** DOCUMENT **
====

Ain Baal () is a Lebanese village located in the Caza of Tyre in the South Governorate of Lebanon. The municipality  is member of Federation of Tyr (Sour) District Municipalities.

Origin of name
E. H. Palmer wrote that the name means "Elevated land on which no water falls" or "unwatered vegetation".  He further added that "The word may be connected with the name Baal."

History
In 1875 Victor Guérin found it had 200 Shia inhabitants.

In 1881, the PEF's Survey of Western Palestine (SWP)  described it as: "A stone-built  village, containing 200 Metawileh, built in a valley ; the ground is arable, with groves of figs and olives planted round the village. The water supply is from the spring of 'Ain Ib'al, [..] just north of the village there are also some cisterns.
They further noted that the village had "A perennial spring north of village; good supply of water."

On 28 July 1979 MK Uri Avneri read a statement in Knesset, avoiding Israeli censorship laws, in which he recounted the case of Lieutenant Daniel Pinto who had been convicted of the murder of four villagers from Ain Baal. The incident took place in April 1978, during Operation Litani. It had been revealed in court that he had tortured each of the victims before strangling them. He was sentenced to twenty years in prison. In September 1979 his prison sentence had been reduced to two years by Minister of Defence Raphael Eitan.

====

Bounding box entries:
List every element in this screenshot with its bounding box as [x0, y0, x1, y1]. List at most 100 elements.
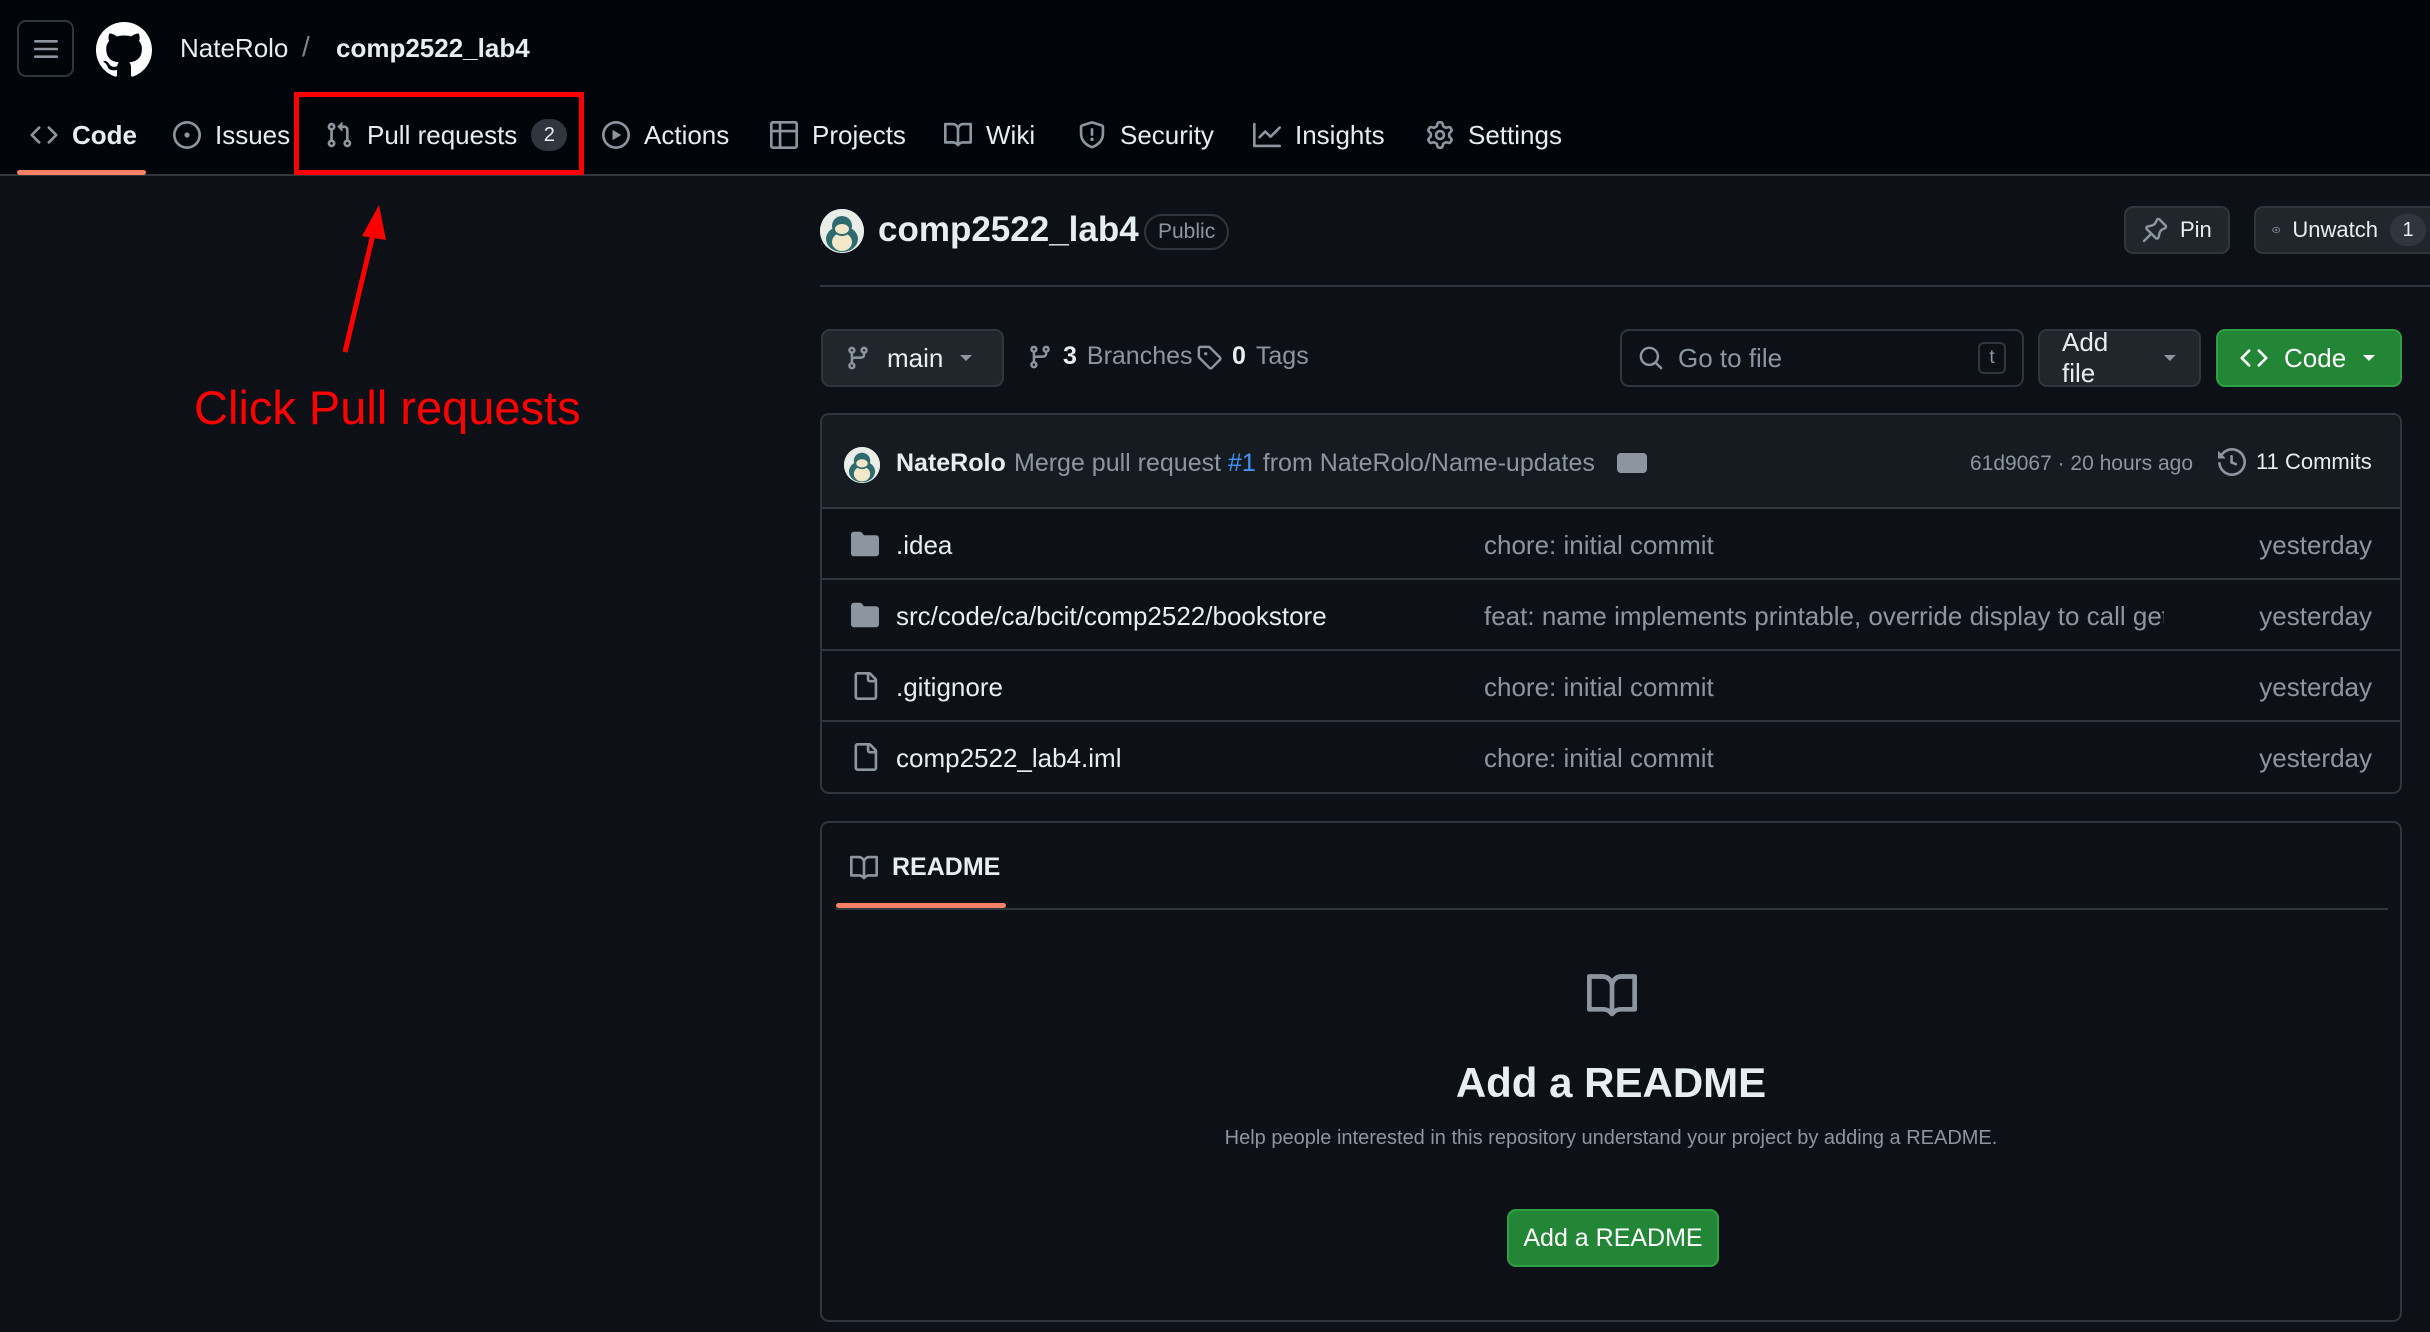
- shield-icon: [1079, 121, 1105, 149]
- pin-button[interactable]: Pin: [2124, 206, 2230, 254]
- repo-owner-avatar[interactable]: [820, 209, 864, 253]
- tab-code[interactable]: Code: [30, 112, 137, 158]
- hamburger-menu-button[interactable]: [17, 20, 74, 77]
- branches-label: Branches: [1086, 342, 1193, 370]
- branch-selector[interactable]: main: [821, 329, 1004, 387]
- menu-icon: [33, 39, 58, 58]
- caret-down-icon: [960, 355, 973, 361]
- tab-issues[interactable]: Issues: [173, 112, 290, 158]
- pin-label: Pin: [2180, 217, 2212, 242]
- tab-wiki-label: Wiki: [986, 119, 1036, 150]
- readme-panel: README Add a README Help people interest…: [820, 821, 2402, 1322]
- table-icon: [770, 121, 798, 149]
- tags-link[interactable]: 0 Tags: [1196, 342, 1309, 371]
- commit-message[interactable]: Merge pull request #1 from NateRolo/Name…: [1014, 449, 1595, 478]
- file-browser: NateRolo Merge pull request #1 from Nate…: [820, 413, 2402, 794]
- file-row[interactable]: .gitignore chore: initial commit yesterd…: [822, 651, 2400, 722]
- unwatch-button[interactable]: Unwatch 1: [2254, 206, 2430, 254]
- file-date: yesterday: [2259, 530, 2372, 560]
- commits-history-link[interactable]: 11 Commits: [2218, 448, 2372, 476]
- tags-count: 0: [1232, 342, 1246, 370]
- tab-security-label: Security: [1120, 119, 1214, 150]
- code-dropdown-label: Code: [2284, 342, 2347, 373]
- tab-issues-label: Issues: [215, 119, 291, 150]
- tab-wiki[interactable]: Wiki: [944, 112, 1035, 158]
- tab-settings-label: Settings: [1468, 119, 1562, 150]
- code-icon: [2240, 349, 2268, 367]
- gear-icon: [1427, 121, 1453, 149]
- tags-label: Tags: [1255, 342, 1309, 370]
- folder-icon: [851, 602, 879, 628]
- file-date: yesterday: [2259, 743, 2372, 773]
- code-icon: [30, 126, 58, 144]
- graph-icon: [1253, 122, 1281, 148]
- code-dropdown-button[interactable]: Code: [2216, 329, 2402, 387]
- visibility-badge: Public: [1144, 214, 1230, 250]
- commit-hash-time[interactable]: 61d9067 · 20 hours ago: [1970, 452, 2193, 476]
- tab-projects[interactable]: Projects: [770, 112, 906, 158]
- snorlax-avatar-icon: [820, 209, 864, 253]
- file-name[interactable]: src/code/ca/bcit/comp2522/bookstore: [896, 601, 1327, 632]
- tab-code-label: Code: [72, 119, 137, 150]
- go-to-file-input[interactable]: Go to file t: [1620, 329, 2024, 387]
- file-name[interactable]: .idea: [896, 530, 952, 561]
- file-icon: [854, 743, 878, 771]
- file-date: yesterday: [2259, 672, 2372, 702]
- readme-tab-divider: [836, 908, 2388, 910]
- folder-icon: [851, 531, 879, 557]
- pin-icon: [2142, 217, 2168, 243]
- tab-insights-label: Insights: [1295, 119, 1385, 150]
- github-logo-icon[interactable]: [96, 22, 152, 78]
- caret-down-icon: [2164, 355, 2177, 361]
- file-icon: [854, 672, 878, 700]
- keyboard-shortcut-hint: t: [1978, 342, 2006, 374]
- branches-link[interactable]: 3 Branches: [1027, 342, 1193, 371]
- eye-icon: [2272, 226, 2281, 234]
- file-row[interactable]: comp2522_lab4.iml chore: initial commit …: [822, 722, 2400, 792]
- branch-icon: [1030, 345, 1050, 368]
- branch-name: main: [887, 342, 944, 373]
- readme-tab[interactable]: README: [850, 853, 1000, 882]
- add-file-button[interactable]: Add file: [2038, 327, 2201, 388]
- caret-down-icon: [2363, 355, 2376, 361]
- tab-insights[interactable]: Insights: [1253, 112, 1385, 158]
- expand-commit-message-button[interactable]: [1617, 453, 1647, 473]
- file-commit-message[interactable]: chore: initial commit: [1484, 672, 1714, 703]
- readme-tab-label: README: [892, 853, 1001, 881]
- active-tab-indicator: [17, 170, 146, 175]
- file-row[interactable]: .idea chore: initial commit yesterday: [822, 509, 2400, 580]
- commit-pr-link[interactable]: #1: [1228, 449, 1256, 477]
- branches-count: 3: [1063, 342, 1077, 370]
- file-commit-message[interactable]: chore: initial commit: [1484, 530, 1714, 561]
- commits-count-label: 11 Commits: [2256, 449, 2372, 474]
- file-name[interactable]: .gitignore: [896, 672, 1003, 703]
- file-commit-message[interactable]: feat: name implements printable, overrid…: [1484, 601, 2164, 632]
- annotation-arrow-icon: [342, 205, 386, 353]
- search-icon: [1639, 346, 1663, 370]
- file-name[interactable]: comp2522_lab4.iml: [896, 743, 1121, 774]
- file-row[interactable]: src/code/ca/bcit/comp2522/bookstore feat…: [822, 580, 2400, 651]
- go-to-file-placeholder: Go to file: [1678, 342, 1783, 373]
- tab-security[interactable]: Security: [1078, 112, 1214, 158]
- breadcrumb-repo[interactable]: comp2522_lab4: [336, 33, 530, 64]
- issue-icon: [173, 121, 201, 149]
- commit-author-avatar[interactable]: [844, 447, 880, 483]
- watch-count-badge: 1: [2390, 214, 2426, 246]
- commit-author[interactable]: NateRolo: [896, 449, 1006, 478]
- repo-title[interactable]: comp2522_lab4: [878, 210, 1139, 250]
- tab-actions[interactable]: Actions: [602, 112, 729, 158]
- tab-settings[interactable]: Settings: [1426, 112, 1562, 158]
- unwatch-label: Unwatch: [2292, 217, 2378, 242]
- repo-header-divider: [820, 285, 2430, 287]
- add-file-label: Add file: [2062, 327, 2109, 388]
- play-icon: [602, 121, 630, 149]
- file-date: yesterday: [2259, 601, 2372, 631]
- annotation-label: Click Pull requests: [194, 381, 581, 434]
- book-icon: [1587, 974, 1638, 1017]
- add-readme-button[interactable]: Add a README: [1507, 1209, 1719, 1267]
- breadcrumb-owner[interactable]: NateRolo: [180, 33, 288, 64]
- readme-active-indicator: [836, 903, 1006, 908]
- file-commit-message[interactable]: chore: initial commit: [1484, 743, 1714, 774]
- book-icon: [944, 122, 972, 147]
- history-icon: [2218, 448, 2246, 476]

====

** EXERCISE PROMPT **
List each different year mentioned in the Ain Baal article, from earliest to latest.

** OUTPUT **
1875, 1881, 1978, 1979